- Dataset records
◇ ◇ ◇ ◇ ◇

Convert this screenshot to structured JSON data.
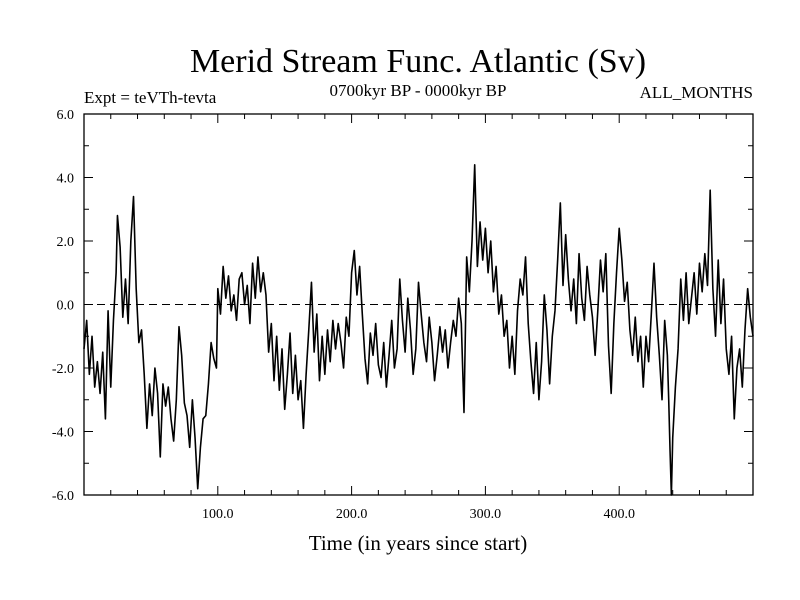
{
  "chart_data": {
    "type": "line",
    "title": "Merid Stream Func. Atlantic (Sv)",
    "subtitle_left": "Expt = teVTh-tevta",
    "subtitle_center": "0700kyr BP - 0000kyr BP",
    "subtitle_right": "ALL_MONTHS",
    "xlabel": "Time (in years since start)",
    "ylabel": "",
    "xlim": [
      0,
      500
    ],
    "ylim": [
      -6,
      6
    ],
    "x_ticks": [
      100,
      200,
      300,
      400
    ],
    "x_tick_labels": [
      "100.0",
      "200.0",
      "300.0",
      "400.0"
    ],
    "y_ticks": [
      -6,
      -4,
      -2,
      0,
      2,
      4,
      6
    ],
    "y_tick_labels": [
      "-6.0",
      "-4.0",
      "-2.0",
      "0.0",
      "2.0",
      "4.0",
      "6.0"
    ],
    "reference_line": {
      "y": 0,
      "style": "dashed"
    },
    "grid": false,
    "series": [
      {
        "points": [
          [
            0,
            -1.4
          ],
          [
            2,
            -0.5
          ],
          [
            4,
            -2.2
          ],
          [
            6,
            -1.0
          ],
          [
            8,
            -2.6
          ],
          [
            10,
            -1.8
          ],
          [
            12,
            -2.8
          ],
          [
            14,
            -1.5
          ],
          [
            16,
            -3.6
          ],
          [
            18,
            -0.2
          ],
          [
            20,
            -2.6
          ],
          [
            22,
            -0.5
          ],
          [
            24,
            1.0
          ],
          [
            25,
            2.8
          ],
          [
            27,
            1.8
          ],
          [
            29,
            -0.4
          ],
          [
            31,
            0.8
          ],
          [
            33,
            -0.6
          ],
          [
            35,
            2.0
          ],
          [
            37,
            3.4
          ],
          [
            39,
            0.5
          ],
          [
            41,
            -1.2
          ],
          [
            43,
            -0.8
          ],
          [
            45,
            -2.2
          ],
          [
            47,
            -3.9
          ],
          [
            49,
            -2.5
          ],
          [
            51,
            -3.5
          ],
          [
            53,
            -2.0
          ],
          [
            55,
            -2.8
          ],
          [
            57,
            -4.8
          ],
          [
            59,
            -2.5
          ],
          [
            61,
            -3.2
          ],
          [
            63,
            -2.6
          ],
          [
            65,
            -3.6
          ],
          [
            67,
            -4.3
          ],
          [
            69,
            -3.0
          ],
          [
            71,
            -0.7
          ],
          [
            73,
            -1.6
          ],
          [
            75,
            -3.1
          ],
          [
            77,
            -3.5
          ],
          [
            79,
            -4.5
          ],
          [
            81,
            -3.0
          ],
          [
            83,
            -4.2
          ],
          [
            85,
            -5.8
          ],
          [
            87,
            -4.5
          ],
          [
            89,
            -3.6
          ],
          [
            91,
            -3.5
          ],
          [
            93,
            -2.5
          ],
          [
            95,
            -1.2
          ],
          [
            97,
            -1.7
          ],
          [
            99,
            -2.0
          ],
          [
            100,
            0.5
          ],
          [
            102,
            -0.3
          ],
          [
            104,
            1.2
          ],
          [
            106,
            0.2
          ],
          [
            108,
            0.9
          ],
          [
            110,
            -0.2
          ],
          [
            112,
            0.3
          ],
          [
            114,
            -0.5
          ],
          [
            116,
            0.8
          ],
          [
            118,
            1.0
          ],
          [
            120,
            0.0
          ],
          [
            122,
            0.6
          ],
          [
            124,
            -0.6
          ],
          [
            126,
            1.3
          ],
          [
            128,
            0.2
          ],
          [
            130,
            1.5
          ],
          [
            132,
            0.4
          ],
          [
            134,
            1.0
          ],
          [
            136,
            0.3
          ],
          [
            138,
            -1.5
          ],
          [
            140,
            -0.6
          ],
          [
            142,
            -2.4
          ],
          [
            144,
            -1.0
          ],
          [
            146,
            -2.7
          ],
          [
            148,
            -1.4
          ],
          [
            150,
            -3.3
          ],
          [
            152,
            -2.2
          ],
          [
            154,
            -0.9
          ],
          [
            156,
            -2.8
          ],
          [
            158,
            -1.6
          ],
          [
            160,
            -3.0
          ],
          [
            162,
            -2.4
          ],
          [
            164,
            -3.9
          ],
          [
            166,
            -2.2
          ],
          [
            168,
            -0.8
          ],
          [
            170,
            0.7
          ],
          [
            172,
            -1.5
          ],
          [
            174,
            -0.3
          ],
          [
            176,
            -2.4
          ],
          [
            178,
            -1.0
          ],
          [
            180,
            -2.2
          ],
          [
            182,
            -0.8
          ],
          [
            184,
            -1.8
          ],
          [
            186,
            -0.5
          ],
          [
            188,
            -1.4
          ],
          [
            190,
            -0.6
          ],
          [
            192,
            -1.2
          ],
          [
            194,
            -2.0
          ],
          [
            196,
            -0.4
          ],
          [
            198,
            -1.0
          ],
          [
            200,
            1.0
          ],
          [
            202,
            1.7
          ],
          [
            204,
            0.3
          ],
          [
            206,
            1.2
          ],
          [
            208,
            -0.3
          ],
          [
            210,
            -1.7
          ],
          [
            212,
            -2.5
          ],
          [
            214,
            -0.9
          ],
          [
            216,
            -1.6
          ],
          [
            218,
            -0.6
          ],
          [
            220,
            -1.9
          ],
          [
            222,
            -2.3
          ],
          [
            224,
            -1.2
          ],
          [
            226,
            -2.6
          ],
          [
            228,
            -1.6
          ],
          [
            230,
            -0.5
          ],
          [
            232,
            -2.0
          ],
          [
            234,
            -1.4
          ],
          [
            236,
            0.8
          ],
          [
            238,
            -0.5
          ],
          [
            240,
            -1.5
          ],
          [
            242,
            0.2
          ],
          [
            244,
            -0.8
          ],
          [
            246,
            -2.2
          ],
          [
            248,
            -1.4
          ],
          [
            250,
            0.7
          ],
          [
            252,
            -0.3
          ],
          [
            254,
            -1.2
          ],
          [
            256,
            -1.8
          ],
          [
            258,
            -0.4
          ],
          [
            260,
            -1.2
          ],
          [
            262,
            -2.4
          ],
          [
            264,
            -1.6
          ],
          [
            266,
            -0.7
          ],
          [
            268,
            -1.5
          ],
          [
            270,
            -0.8
          ],
          [
            272,
            -2.0
          ],
          [
            274,
            -1.2
          ],
          [
            276,
            -0.5
          ],
          [
            278,
            -1.0
          ],
          [
            280,
            0.2
          ],
          [
            282,
            -0.6
          ],
          [
            284,
            -3.4
          ],
          [
            286,
            1.5
          ],
          [
            288,
            0.4
          ],
          [
            290,
            2.0
          ],
          [
            292,
            4.4
          ],
          [
            294,
            1.2
          ],
          [
            296,
            2.6
          ],
          [
            298,
            1.4
          ],
          [
            300,
            2.4
          ],
          [
            302,
            1.0
          ],
          [
            304,
            2.0
          ],
          [
            306,
            0.4
          ],
          [
            308,
            1.2
          ],
          [
            310,
            -0.3
          ],
          [
            312,
            0.3
          ],
          [
            314,
            -1.0
          ],
          [
            316,
            -0.5
          ],
          [
            318,
            -2.0
          ],
          [
            320,
            -1.0
          ],
          [
            322,
            -2.2
          ],
          [
            324,
            -0.2
          ],
          [
            326,
            0.8
          ],
          [
            328,
            0.3
          ],
          [
            330,
            1.5
          ],
          [
            332,
            -0.6
          ],
          [
            334,
            -1.8
          ],
          [
            336,
            -2.8
          ],
          [
            338,
            -1.2
          ],
          [
            340,
            -3.0
          ],
          [
            342,
            -1.8
          ],
          [
            344,
            0.3
          ],
          [
            346,
            -0.8
          ],
          [
            348,
            -2.5
          ],
          [
            350,
            -1.0
          ],
          [
            352,
            -0.2
          ],
          [
            354,
            1.4
          ],
          [
            356,
            3.2
          ],
          [
            358,
            0.6
          ],
          [
            360,
            2.2
          ],
          [
            362,
            0.8
          ],
          [
            364,
            -0.2
          ],
          [
            366,
            0.8
          ],
          [
            368,
            -0.6
          ],
          [
            370,
            1.6
          ],
          [
            372,
            0.2
          ],
          [
            374,
            -0.5
          ],
          [
            376,
            1.2
          ],
          [
            378,
            0.3
          ],
          [
            380,
            -0.4
          ],
          [
            382,
            -1.6
          ],
          [
            384,
            -0.2
          ],
          [
            386,
            1.4
          ],
          [
            388,
            0.4
          ],
          [
            390,
            1.6
          ],
          [
            392,
            -1.3
          ],
          [
            394,
            -2.8
          ],
          [
            396,
            -0.6
          ],
          [
            398,
            1.0
          ],
          [
            400,
            2.4
          ],
          [
            402,
            1.4
          ],
          [
            404,
            0.1
          ],
          [
            406,
            0.7
          ],
          [
            408,
            -0.8
          ],
          [
            410,
            -1.6
          ],
          [
            412,
            -0.4
          ],
          [
            414,
            -1.8
          ],
          [
            416,
            -1.0
          ],
          [
            418,
            -2.6
          ],
          [
            420,
            -1.0
          ],
          [
            422,
            -1.8
          ],
          [
            424,
            -0.3
          ],
          [
            426,
            1.3
          ],
          [
            428,
            -0.4
          ],
          [
            430,
            -1.6
          ],
          [
            432,
            -3.0
          ],
          [
            434,
            -0.5
          ],
          [
            436,
            -1.6
          ],
          [
            437,
            -3.0
          ],
          [
            438,
            -4.6
          ],
          [
            439,
            -6.0
          ],
          [
            440,
            -4.2
          ],
          [
            442,
            -2.6
          ],
          [
            444,
            -1.4
          ],
          [
            446,
            0.8
          ],
          [
            448,
            -0.5
          ],
          [
            450,
            1.0
          ],
          [
            452,
            -0.6
          ],
          [
            454,
            0.2
          ],
          [
            456,
            1.0
          ],
          [
            458,
            -0.3
          ],
          [
            460,
            1.3
          ],
          [
            462,
            0.4
          ],
          [
            464,
            1.6
          ],
          [
            466,
            0.6
          ],
          [
            468,
            3.6
          ],
          [
            470,
            0.5
          ],
          [
            472,
            -1.0
          ],
          [
            474,
            1.4
          ],
          [
            476,
            -0.6
          ],
          [
            478,
            0.8
          ],
          [
            480,
            -1.4
          ],
          [
            482,
            -2.2
          ],
          [
            484,
            -1.0
          ],
          [
            486,
            -3.6
          ],
          [
            488,
            -2.0
          ],
          [
            490,
            -1.4
          ],
          [
            492,
            -2.6
          ],
          [
            494,
            -0.8
          ],
          [
            496,
            0.5
          ],
          [
            498,
            -0.4
          ],
          [
            500,
            -1.0
          ]
        ]
      }
    ]
  }
}
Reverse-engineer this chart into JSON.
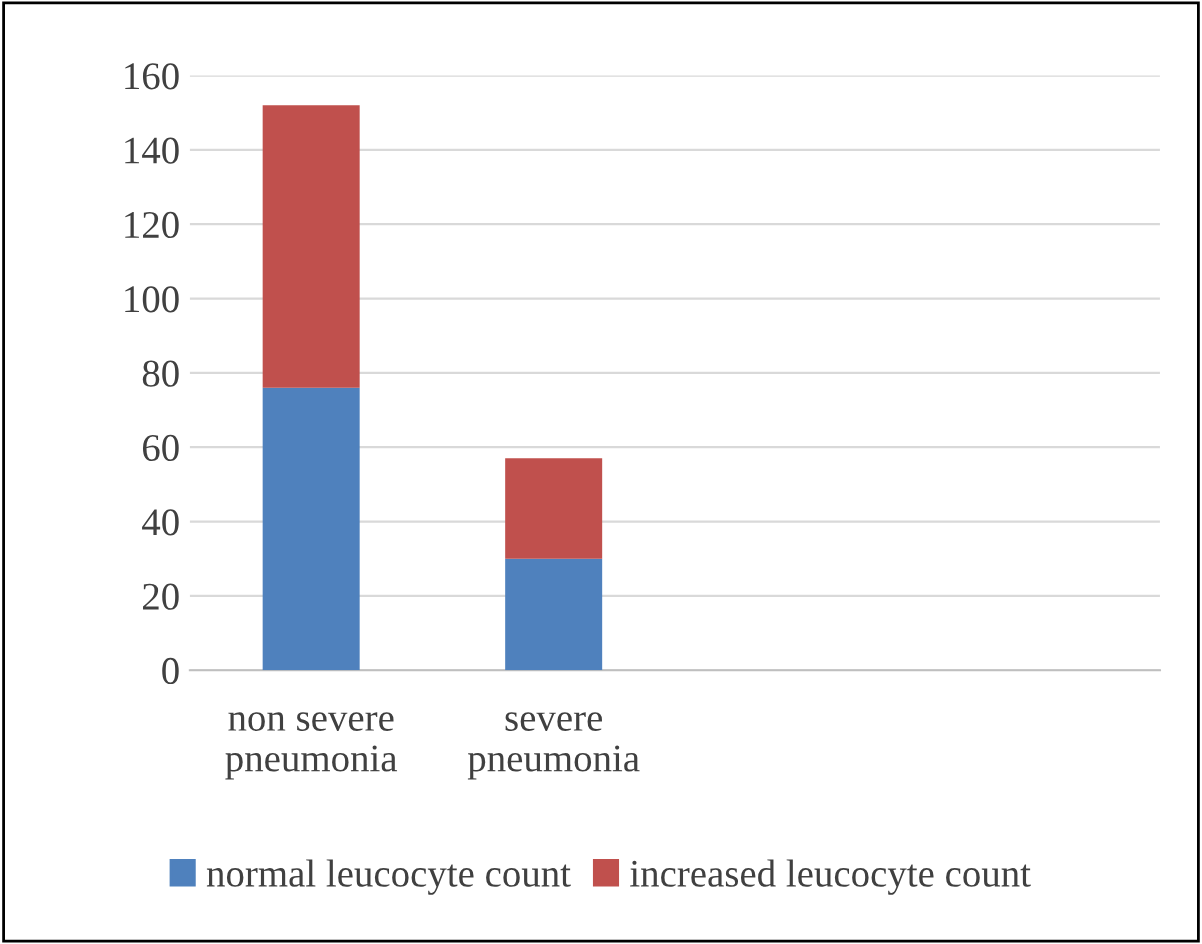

◇ ◇ ◇ ◇ ◇

- Job
Select all lines with the word "JSON" from the entries above.

- Result of this exercise
Convert this screenshot to structured JSON data.
Reverse-engineer this chart into JSON.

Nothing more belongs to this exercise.